- Exercise objective: Find and copy every line in the records that includes the string "同予者何人".

- Extracted information:
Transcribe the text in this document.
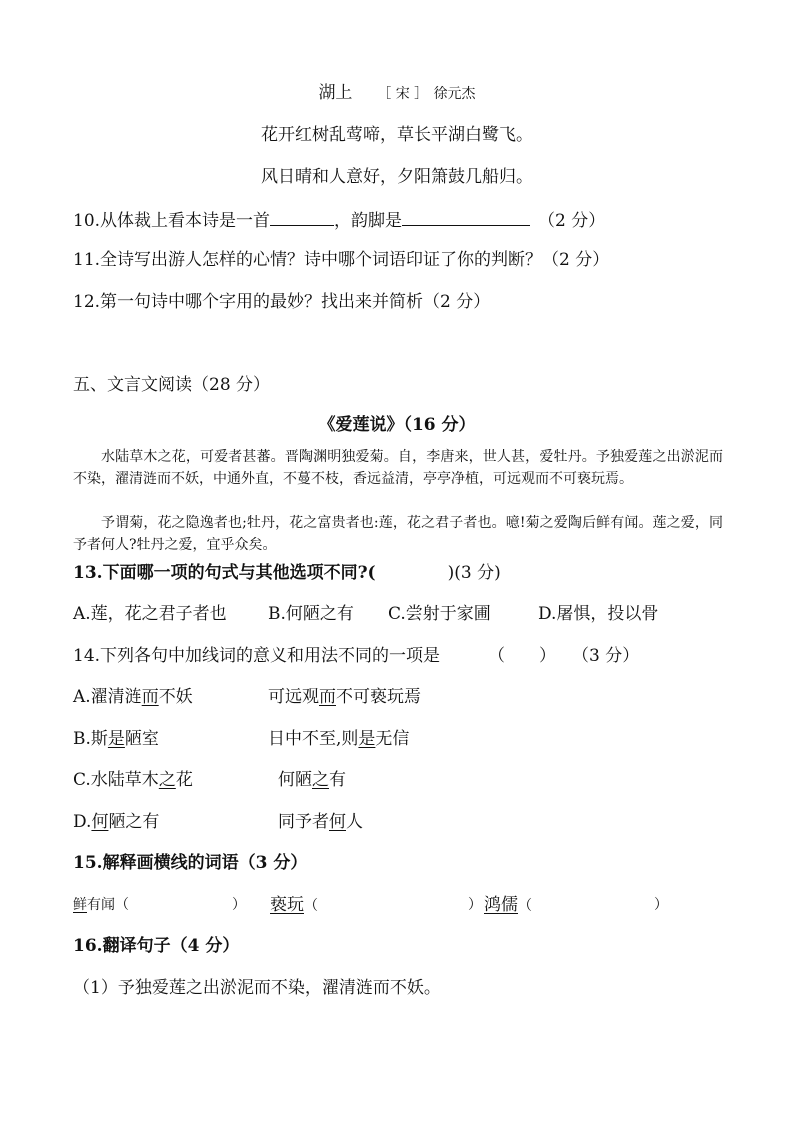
湖上 ［ 宋 ］ 徐元杰
花开红树乱莺啼，草长平湖白鹭飞。
风日晴和人意好，夕阳箫鼓几船归。
10.从体裁上看本诗是一首	，韵脚是	（2 分）
11.全诗写出游人怎样的心情？诗中哪个词语印证了你的判断？（2 分）
12.第一句诗中哪个字用的最妙？找出来并简析（2 分）
五、文言文阅读（28 分）
《爱莲说》（16 分）

水陆草木之花，可爱者甚蕃。晋陶渊明独爱菊。自，李唐来，世人甚，爱牡丹。予独爱莲之出淤泥而不染，濯清涟而不妖，中通外直，不蔓不枝，香远益清，亭亭净植，可远观而不可亵玩焉。

予谓菊，花之隐逸者也;牡丹，花之富贵者也:莲，花之君子者也。噫!菊之爱陶后鲜有闻。莲之爱，同予者何人?牡丹之爱，宜乎众矣。

13.下面哪一项的句式与其他选项不同?(	)(3 分)
A.莲，花之君子者也 B.何陋之有 C.尝射于家圃	D.屠惧，投以骨
14.下列各句中加线词的意义和用法不同的一项是	（　　） （3 分）
A.濯清涟而不妖	可远观而不可亵玩焉
B.斯是陋室	日中不至,则是无信
C.水陆草木之花	何陋之有
D.何陋之有	同予者何人
15.解释画横线的词语（3 分）
鲜有闻（	） 亵玩（	） 鸿儒（	）
16.翻译句子（4 分）
（1）予独爱莲之出淤泥而不染，濯清涟而不妖。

- Result:
予谓菊，花之隐逸者也;牡丹，花之富贵者也:莲，花之君子者也。噫!菊之爱陶后鲜有闻。莲之爱，同予者何人?牡丹之爱，宜乎众矣。
D.何陋之有	同予者何人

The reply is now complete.